▸ WRITTEN EXERCISE
Every entry must be echoed exactly.

▸ THE DATA
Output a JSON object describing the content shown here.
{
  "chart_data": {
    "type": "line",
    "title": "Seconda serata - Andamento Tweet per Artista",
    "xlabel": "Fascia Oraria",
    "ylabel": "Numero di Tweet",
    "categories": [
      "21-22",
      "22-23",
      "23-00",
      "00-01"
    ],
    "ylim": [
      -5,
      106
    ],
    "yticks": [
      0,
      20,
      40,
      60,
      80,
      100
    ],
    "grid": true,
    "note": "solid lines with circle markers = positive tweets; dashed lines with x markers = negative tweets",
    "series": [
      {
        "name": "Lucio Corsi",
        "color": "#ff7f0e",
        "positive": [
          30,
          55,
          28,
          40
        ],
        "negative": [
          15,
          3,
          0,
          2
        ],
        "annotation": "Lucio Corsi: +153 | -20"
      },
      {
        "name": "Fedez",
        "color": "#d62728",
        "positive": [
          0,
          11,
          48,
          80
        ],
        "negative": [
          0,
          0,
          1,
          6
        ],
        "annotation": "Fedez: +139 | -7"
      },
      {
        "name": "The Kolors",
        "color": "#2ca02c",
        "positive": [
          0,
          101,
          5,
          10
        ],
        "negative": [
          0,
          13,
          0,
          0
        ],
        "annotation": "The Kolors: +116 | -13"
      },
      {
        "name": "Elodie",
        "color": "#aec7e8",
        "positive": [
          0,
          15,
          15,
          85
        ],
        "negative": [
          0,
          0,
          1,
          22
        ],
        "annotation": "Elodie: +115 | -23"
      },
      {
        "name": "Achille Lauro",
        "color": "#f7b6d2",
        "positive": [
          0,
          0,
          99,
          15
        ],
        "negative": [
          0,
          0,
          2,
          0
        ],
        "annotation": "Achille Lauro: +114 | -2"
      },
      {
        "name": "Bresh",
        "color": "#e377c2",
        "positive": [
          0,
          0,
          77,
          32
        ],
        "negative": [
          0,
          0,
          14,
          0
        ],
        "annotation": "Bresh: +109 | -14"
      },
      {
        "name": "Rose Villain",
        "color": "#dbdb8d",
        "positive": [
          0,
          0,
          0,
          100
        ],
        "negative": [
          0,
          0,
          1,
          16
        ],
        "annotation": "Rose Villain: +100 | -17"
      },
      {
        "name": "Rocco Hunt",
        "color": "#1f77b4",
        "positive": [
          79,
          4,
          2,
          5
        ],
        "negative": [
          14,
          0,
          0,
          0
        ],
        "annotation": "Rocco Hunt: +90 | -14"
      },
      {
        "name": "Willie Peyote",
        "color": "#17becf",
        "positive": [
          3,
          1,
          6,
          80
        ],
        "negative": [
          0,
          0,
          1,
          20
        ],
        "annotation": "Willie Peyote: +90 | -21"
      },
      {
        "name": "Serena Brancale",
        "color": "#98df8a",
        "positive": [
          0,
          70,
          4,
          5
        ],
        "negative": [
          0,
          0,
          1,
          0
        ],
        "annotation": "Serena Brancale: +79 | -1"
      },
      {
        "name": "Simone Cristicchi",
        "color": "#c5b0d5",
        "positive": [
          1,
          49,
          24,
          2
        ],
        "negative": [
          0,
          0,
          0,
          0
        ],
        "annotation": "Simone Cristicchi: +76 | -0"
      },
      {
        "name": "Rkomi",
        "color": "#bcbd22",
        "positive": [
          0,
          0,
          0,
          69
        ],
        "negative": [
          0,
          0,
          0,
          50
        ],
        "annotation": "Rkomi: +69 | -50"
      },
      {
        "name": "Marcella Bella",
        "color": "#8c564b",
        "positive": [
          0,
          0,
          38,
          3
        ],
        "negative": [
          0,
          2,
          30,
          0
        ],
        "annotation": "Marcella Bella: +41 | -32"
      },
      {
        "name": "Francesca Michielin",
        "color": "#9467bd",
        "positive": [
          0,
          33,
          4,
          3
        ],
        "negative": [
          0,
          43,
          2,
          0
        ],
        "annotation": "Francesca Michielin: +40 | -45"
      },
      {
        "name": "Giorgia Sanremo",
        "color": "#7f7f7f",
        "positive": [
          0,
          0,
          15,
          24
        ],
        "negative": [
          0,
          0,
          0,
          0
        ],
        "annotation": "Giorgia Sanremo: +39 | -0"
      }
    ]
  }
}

▸ RESULT
Output a JSON object describing the content shown here.
{
  "chart_data": {
    "type": "line",
    "title": "Seconda serata - Andamento Tweet per Artista",
    "xlabel": "Fascia Oraria",
    "ylabel": "Numero di Tweet",
    "categories": [
      "21-22",
      "22-23",
      "23-00",
      "00-01"
    ],
    "ylim": [
      -5,
      106
    ],
    "yticks": [
      0,
      20,
      40,
      60,
      80,
      100
    ],
    "grid": true,
    "note": "solid lines with circle markers = positive tweets; dashed lines with x markers = negative tweets",
    "series": [
      {
        "name": "Lucio Corsi",
        "color": "#ff7f0e",
        "positive": [
          30,
          55,
          28,
          40
        ],
        "negative": [
          15,
          3,
          0,
          2
        ],
        "annotation": "Lucio Corsi: +153 | -20"
      },
      {
        "name": "Fedez",
        "color": "#d62728",
        "positive": [
          0,
          11,
          48,
          80
        ],
        "negative": [
          0,
          0,
          1,
          6
        ],
        "annotation": "Fedez: +139 | -7"
      },
      {
        "name": "The Kolors",
        "color": "#2ca02c",
        "positive": [
          0,
          101,
          5,
          10
        ],
        "negative": [
          0,
          13,
          0,
          0
        ],
        "annotation": "The Kolors: +116 | -13"
      },
      {
        "name": "Elodie",
        "color": "#aec7e8",
        "positive": [
          0,
          15,
          15,
          85
        ],
        "negative": [
          0,
          0,
          1,
          22
        ],
        "annotation": "Elodie: +115 | -23"
      },
      {
        "name": "Achille Lauro",
        "color": "#f7b6d2",
        "positive": [
          0,
          0,
          99,
          15
        ],
        "negative": [
          0,
          0,
          2,
          0
        ],
        "annotation": "Achille Lauro: +114 | -2"
      },
      {
        "name": "Bresh",
        "color": "#e377c2",
        "positive": [
          0,
          0,
          77,
          32
        ],
        "negative": [
          0,
          0,
          14,
          0
        ],
        "annotation": "Bresh: +109 | -14"
      },
      {
        "name": "Rose Villain",
        "color": "#dbdb8d",
        "positive": [
          0,
          0,
          0,
          100
        ],
        "negative": [
          0,
          0,
          1,
          16
        ],
        "annotation": "Rose Villain: +100 | -17"
      },
      {
        "name": "Rocco Hunt",
        "color": "#1f77b4",
        "positive": [
          79,
          4,
          2,
          5
        ],
        "negative": [
          14,
          0,
          0,
          0
        ],
        "annotation": "Rocco Hunt: +90 | -14"
      },
      {
        "name": "Willie Peyote",
        "color": "#17becf",
        "positive": [
          3,
          1,
          6,
          80
        ],
        "negative": [
          0,
          0,
          1,
          20
        ],
        "annotation": "Willie Peyote: +90 | -21"
      },
      {
        "name": "Serena Brancale",
        "color": "#98df8a",
        "positive": [
          0,
          70,
          4,
          5
        ],
        "negative": [
          0,
          0,
          1,
          0
        ],
        "annotation": "Serena Brancale: +79 | -1"
      },
      {
        "name": "Simone Cristicchi",
        "color": "#c5b0d5",
        "positive": [
          1,
          49,
          24,
          2
        ],
        "negative": [
          0,
          0,
          0,
          0
        ],
        "annotation": "Simone Cristicchi: +76 | -0"
      },
      {
        "name": "Rkomi",
        "color": "#bcbd22",
        "positive": [
          0,
          0,
          0,
          69
        ],
        "negative": [
          0,
          0,
          0,
          50
        ],
        "annotation": "Rkomi: +69 | -50"
      },
      {
        "name": "Marcella Bella",
        "color": "#8c564b",
        "positive": [
          0,
          0,
          38,
          3
        ],
        "negative": [
          0,
          2,
          30,
          0
        ],
        "annotation": "Marcella Bella: +41 | -32"
      },
      {
        "name": "Francesca Michielin",
        "color": "#9467bd",
        "positive": [
          0,
          33,
          4,
          3
        ],
        "negative": [
          0,
          43,
          2,
          0
        ],
        "annotation": "Francesca Michielin: +40 | -45"
      },
      {
        "name": "Giorgia Sanremo",
        "color": "#7f7f7f",
        "positive": [
          0,
          0,
          15,
          24
        ],
        "negative": [
          0,
          0,
          0,
          0
        ],
        "annotation": "Giorgia Sanremo: +39 | -0"
      }
    ]
  }
}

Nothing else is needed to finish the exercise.